Below are the records. List every line holding the word "anzeigen".

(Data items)
☆ ☆ ☆ ☆ ☆ ☆ ☆
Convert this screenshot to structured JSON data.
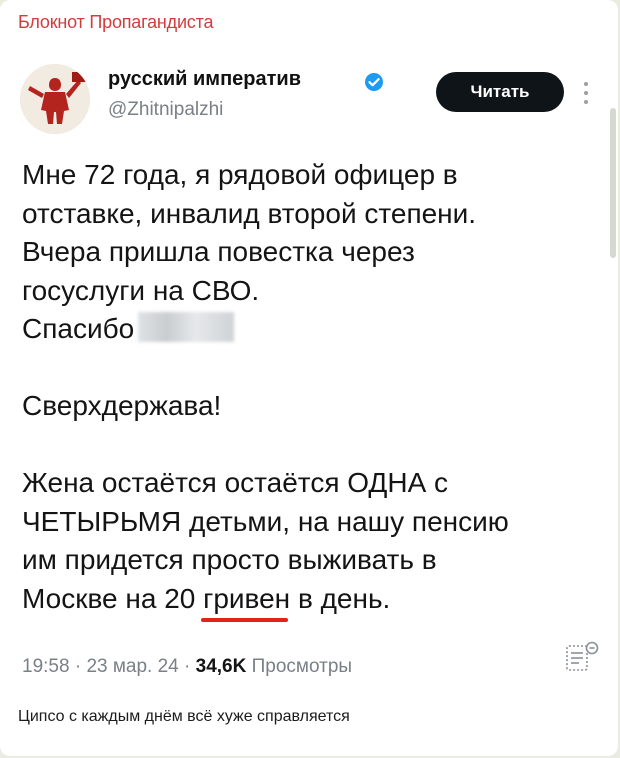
{
  "channel": {
    "name": "Блокнот Пропагандиста"
  },
  "tweet": {
    "display_name": "русский императив",
    "handle": "@Zhitnipalzhi",
    "read_button": "Читать",
    "lines": {
      "p1_l1": "Мне 72 года, я рядовой офицер в",
      "p1_l2": "отставке, инвалид второй степени.",
      "p1_l3": "Вчера пришла повестка через",
      "p1_l4": "госуслуги на СВО.",
      "p1_l5": "Спасибо",
      "p2": "Сверхдержава!",
      "p3_l1": "Жена остаётся остаётся ОДНА с",
      "p3_l2": "ЧЕТЫРЬМЯ детьми, на нашу пенсию",
      "p3_l3": "им придется просто выживать в",
      "p3_l4_pre": "Москве на 20",
      "p3_l4_mark": "гривен",
      "p3_l4_post": "в день."
    },
    "time": "19:58",
    "date": "23 мар. 24",
    "separator": " · ",
    "views_count": "34,6K",
    "views_label": "Просмотры"
  },
  "caption": "Ципсо с каждым днём всё хуже справляется",
  "colors": {
    "channel_name": "#d23c3c",
    "verified": "#1d9bf0",
    "underline": "#e2231a",
    "button_bg": "#0f1419"
  }
}
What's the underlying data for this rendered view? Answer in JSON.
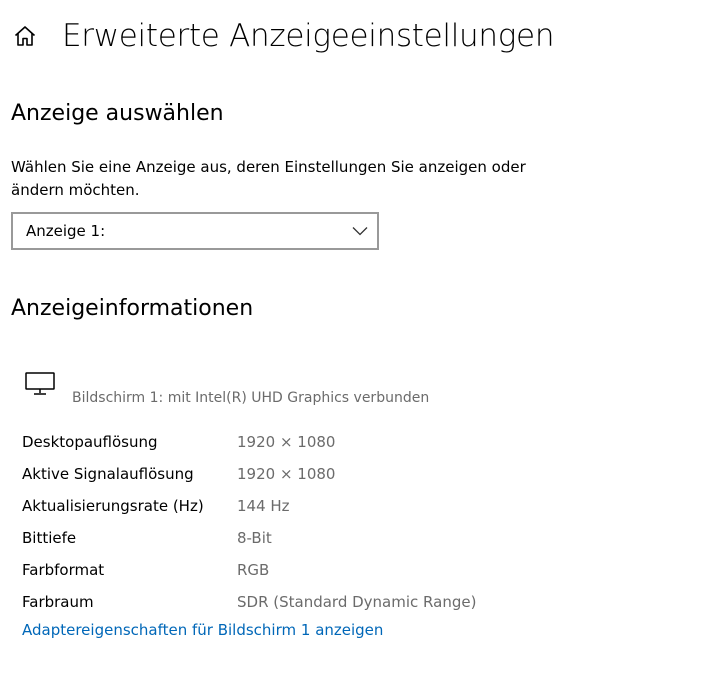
{
  "header": {
    "home_icon": "home-icon",
    "title": "Erweiterte Anzeigeeinstellungen"
  },
  "select_display": {
    "section_title": "Anzeige auswählen",
    "description": "Wählen Sie eine Anzeige aus, deren Einstellungen Sie anzeigen oder ändern möchten.",
    "dropdown_value": "Anzeige 1:",
    "dropdown_icon": "chevron-down-icon"
  },
  "display_info": {
    "section_title": "Anzeigeinformationen",
    "monitor_icon": "monitor-icon",
    "monitor_label": "Bildschirm 1: mit Intel(R) UHD Graphics verbunden",
    "rows": [
      {
        "key": "Desktopauflösung",
        "value": "1920 × 1080"
      },
      {
        "key": "Aktive Signalauflösung",
        "value": "1920 × 1080"
      },
      {
        "key": "Aktualisierungsrate (Hz)",
        "value": "144 Hz"
      },
      {
        "key": "Bittiefe",
        "value": "8-Bit"
      },
      {
        "key": "Farbformat",
        "value": "RGB"
      },
      {
        "key": "Farbraum",
        "value": "SDR (Standard Dynamic Range)"
      }
    ],
    "adapter_link": "Adaptereigenschaften für Bildschirm 1 anzeigen"
  },
  "colors": {
    "link": "#0067b8",
    "secondary_text": "#6b6b6b",
    "dropdown_border": "#999999"
  }
}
☆ ☆ ☆ ☆ ☆ ☆ ☆
Task response>
    "description": "Wählen Sie eine Anzeige aus, deren Einstellungen Sie anzeigen oder ändern möchten.",
    "adapter_link": "Adaptereigenschaften für Bildschirm 1 anzeigen"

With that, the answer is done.